Whenever a line below holds the word "Биллирубин", copy that line.

— START OF Source data —

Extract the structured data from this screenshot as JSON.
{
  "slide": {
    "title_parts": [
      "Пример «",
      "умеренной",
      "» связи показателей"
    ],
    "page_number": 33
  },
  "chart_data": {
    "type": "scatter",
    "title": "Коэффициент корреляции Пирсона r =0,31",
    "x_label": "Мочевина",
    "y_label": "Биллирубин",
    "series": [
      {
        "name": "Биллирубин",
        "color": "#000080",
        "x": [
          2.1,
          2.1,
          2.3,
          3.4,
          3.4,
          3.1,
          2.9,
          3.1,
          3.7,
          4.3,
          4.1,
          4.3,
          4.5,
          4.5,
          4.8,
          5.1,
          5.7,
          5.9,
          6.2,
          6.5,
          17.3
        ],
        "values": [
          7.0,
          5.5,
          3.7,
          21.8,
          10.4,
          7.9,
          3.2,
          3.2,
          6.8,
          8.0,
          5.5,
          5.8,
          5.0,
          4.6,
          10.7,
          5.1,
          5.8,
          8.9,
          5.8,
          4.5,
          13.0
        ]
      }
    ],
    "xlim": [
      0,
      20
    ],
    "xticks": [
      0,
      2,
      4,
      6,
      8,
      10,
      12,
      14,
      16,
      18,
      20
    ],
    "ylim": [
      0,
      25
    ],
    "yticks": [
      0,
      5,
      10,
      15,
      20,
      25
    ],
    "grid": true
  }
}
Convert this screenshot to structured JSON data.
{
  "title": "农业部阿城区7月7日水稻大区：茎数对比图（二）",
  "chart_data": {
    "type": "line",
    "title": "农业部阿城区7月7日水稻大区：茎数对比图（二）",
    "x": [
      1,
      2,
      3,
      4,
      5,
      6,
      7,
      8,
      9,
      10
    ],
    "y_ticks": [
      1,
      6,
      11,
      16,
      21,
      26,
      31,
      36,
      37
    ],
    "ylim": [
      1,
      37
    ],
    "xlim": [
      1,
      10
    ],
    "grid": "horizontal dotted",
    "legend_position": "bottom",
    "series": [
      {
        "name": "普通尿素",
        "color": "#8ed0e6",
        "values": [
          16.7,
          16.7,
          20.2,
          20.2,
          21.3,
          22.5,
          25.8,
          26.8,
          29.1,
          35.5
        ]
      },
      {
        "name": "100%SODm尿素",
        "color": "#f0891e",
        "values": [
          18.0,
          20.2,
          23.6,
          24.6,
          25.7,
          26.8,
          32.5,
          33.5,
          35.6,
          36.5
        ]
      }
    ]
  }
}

— END OF Source data —

Written reply:
    "y_label": "Биллирубин",
        "name": "Биллирубин",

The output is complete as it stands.